Zum Glück gingen derlei Tonkin-Zwischenfallkelche dareinst an mir vorbei - 30 g WG und dabei schwerer als diverse heftige Waller-Stellruten von heute 

Dieses Teil wollte ich nicht posenfischend dauerhalten müssen - da fault einem ja der Ellbogen weg (vor allem bei der Länge). Krumm wie Horst offenbar noch dazu.

Für mich ein Teil zum Zieren oder Abgewöhnen - aber nicht zum Einsetzen.

Da bin ich ja fast schon froh, früher mit Vollglas (1,65 m) eingestiegen zu sein


----------



## Floma (22. August 2022)

Ti-it schrieb:


> Die Ryobi 177 macht sich aber sicher auch noch hervorragend am Wasser.
> Ich fische eine 155 und bin wirklich überzeugt von der Rolle. Und bis auf den Knopf der Druckkopfspule und dem Schraubknopf habe ich noch kein Plastik entdeckt.

● ● ● ● ●

• _AUFGABENSTELLUNG_: Fasse die Quelle in zwei Sätzen zusammen. Die Einträge braucht man zum Lösen nicht.

● ● ● ● ●

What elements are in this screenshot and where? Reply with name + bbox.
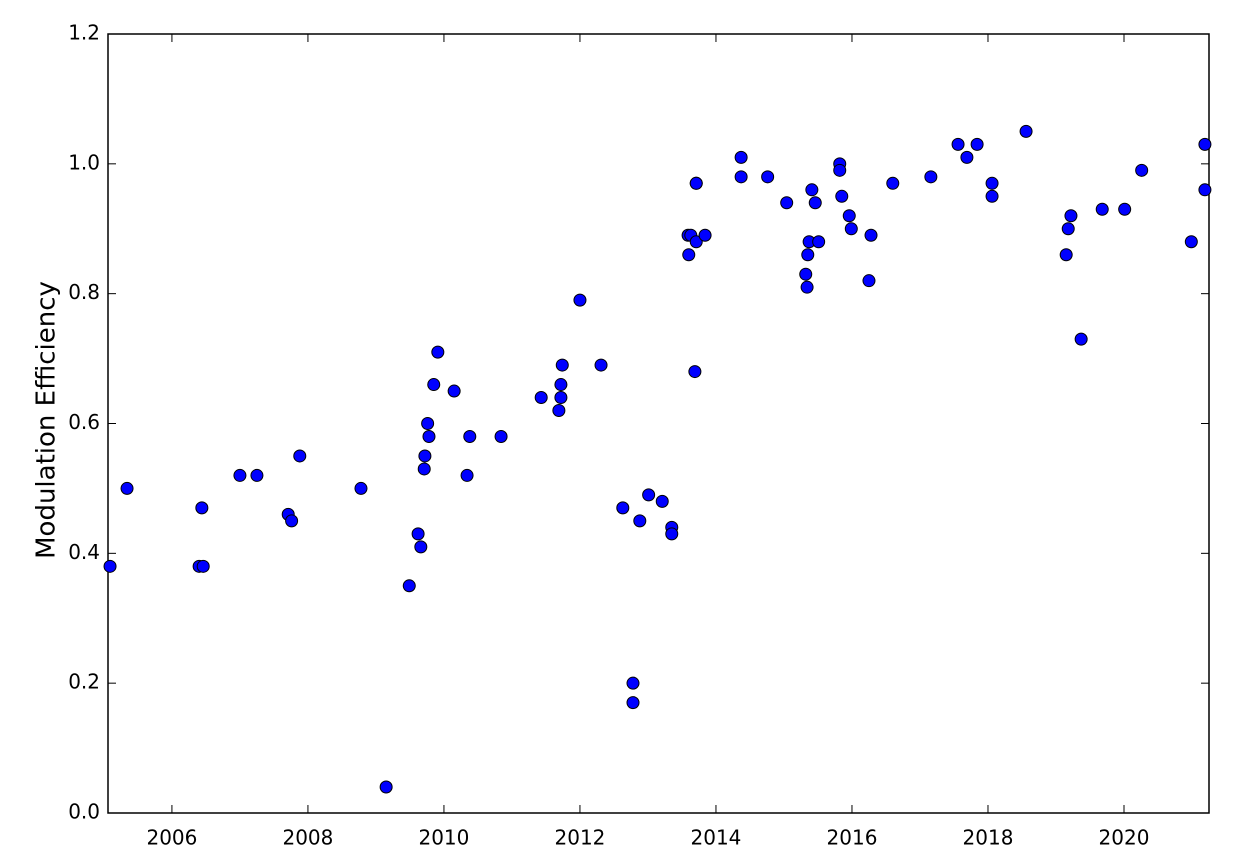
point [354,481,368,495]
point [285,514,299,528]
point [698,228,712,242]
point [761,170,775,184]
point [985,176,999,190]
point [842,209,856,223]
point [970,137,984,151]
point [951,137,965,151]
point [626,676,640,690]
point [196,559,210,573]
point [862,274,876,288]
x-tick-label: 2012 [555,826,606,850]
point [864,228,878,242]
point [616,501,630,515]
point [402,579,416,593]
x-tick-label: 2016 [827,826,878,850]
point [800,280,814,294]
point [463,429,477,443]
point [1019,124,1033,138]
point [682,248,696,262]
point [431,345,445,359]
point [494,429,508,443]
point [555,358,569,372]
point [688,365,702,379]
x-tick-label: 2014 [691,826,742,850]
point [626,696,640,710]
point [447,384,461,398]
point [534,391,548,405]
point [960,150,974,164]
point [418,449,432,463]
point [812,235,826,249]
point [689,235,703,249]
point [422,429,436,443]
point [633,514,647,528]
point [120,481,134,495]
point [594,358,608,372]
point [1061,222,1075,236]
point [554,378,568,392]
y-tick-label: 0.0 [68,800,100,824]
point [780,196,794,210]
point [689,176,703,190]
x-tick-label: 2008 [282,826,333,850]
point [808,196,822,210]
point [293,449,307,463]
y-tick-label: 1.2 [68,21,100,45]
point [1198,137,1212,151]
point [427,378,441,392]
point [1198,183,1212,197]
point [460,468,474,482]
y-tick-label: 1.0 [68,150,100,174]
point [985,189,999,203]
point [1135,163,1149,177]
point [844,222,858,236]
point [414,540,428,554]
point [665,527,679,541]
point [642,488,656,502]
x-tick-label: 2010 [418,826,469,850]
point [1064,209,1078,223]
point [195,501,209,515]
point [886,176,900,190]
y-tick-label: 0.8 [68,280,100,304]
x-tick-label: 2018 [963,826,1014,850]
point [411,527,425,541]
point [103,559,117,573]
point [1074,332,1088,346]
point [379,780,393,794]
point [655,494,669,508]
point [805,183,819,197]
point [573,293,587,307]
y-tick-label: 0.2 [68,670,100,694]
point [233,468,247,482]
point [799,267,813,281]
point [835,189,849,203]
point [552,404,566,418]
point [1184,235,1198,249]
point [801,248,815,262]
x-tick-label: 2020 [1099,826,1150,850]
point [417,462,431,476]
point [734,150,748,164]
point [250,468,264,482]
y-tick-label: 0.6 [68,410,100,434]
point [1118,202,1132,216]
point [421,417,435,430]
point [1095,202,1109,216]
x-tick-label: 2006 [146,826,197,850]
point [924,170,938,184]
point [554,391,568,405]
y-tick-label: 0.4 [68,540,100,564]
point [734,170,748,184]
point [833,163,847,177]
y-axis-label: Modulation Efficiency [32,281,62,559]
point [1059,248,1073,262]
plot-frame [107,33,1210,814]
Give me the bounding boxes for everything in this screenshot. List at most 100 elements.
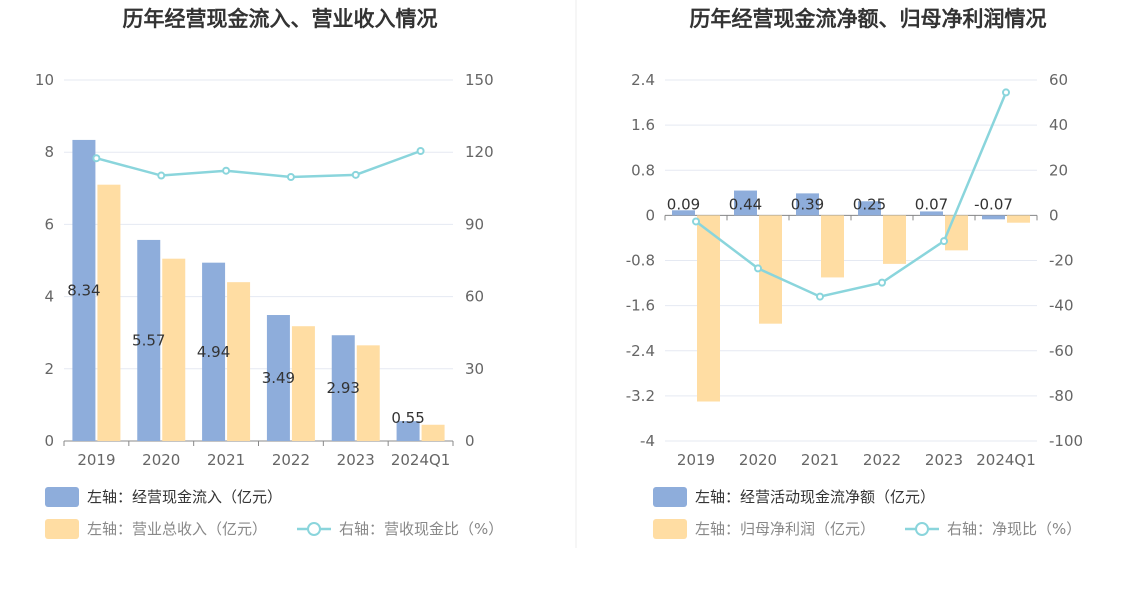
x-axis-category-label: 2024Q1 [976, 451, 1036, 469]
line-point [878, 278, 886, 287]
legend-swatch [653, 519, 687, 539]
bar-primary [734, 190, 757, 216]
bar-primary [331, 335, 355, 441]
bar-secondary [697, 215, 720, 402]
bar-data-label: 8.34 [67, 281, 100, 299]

● ● ● ● ●

• _ERLEDIGTE AUFGABE_: Im ersten Beitrag wird eine Rute mit 30 g Wurfgewicht als schwerer als diverse heftige Waller-Stellruten von heute beschrieben und nur als Teil zum Zieren oder Abgewöhnen, nicht zum Einsetzen, betrachtet. Danach zitiert Floma einen Beitrag von Ti-it, wonach sich die Ryobi 177 sicher hervorragend am Wasser macht und die von Ti-it gefischte 155 bis auf zwei Knöpfe kein Plastik erkennen lässt.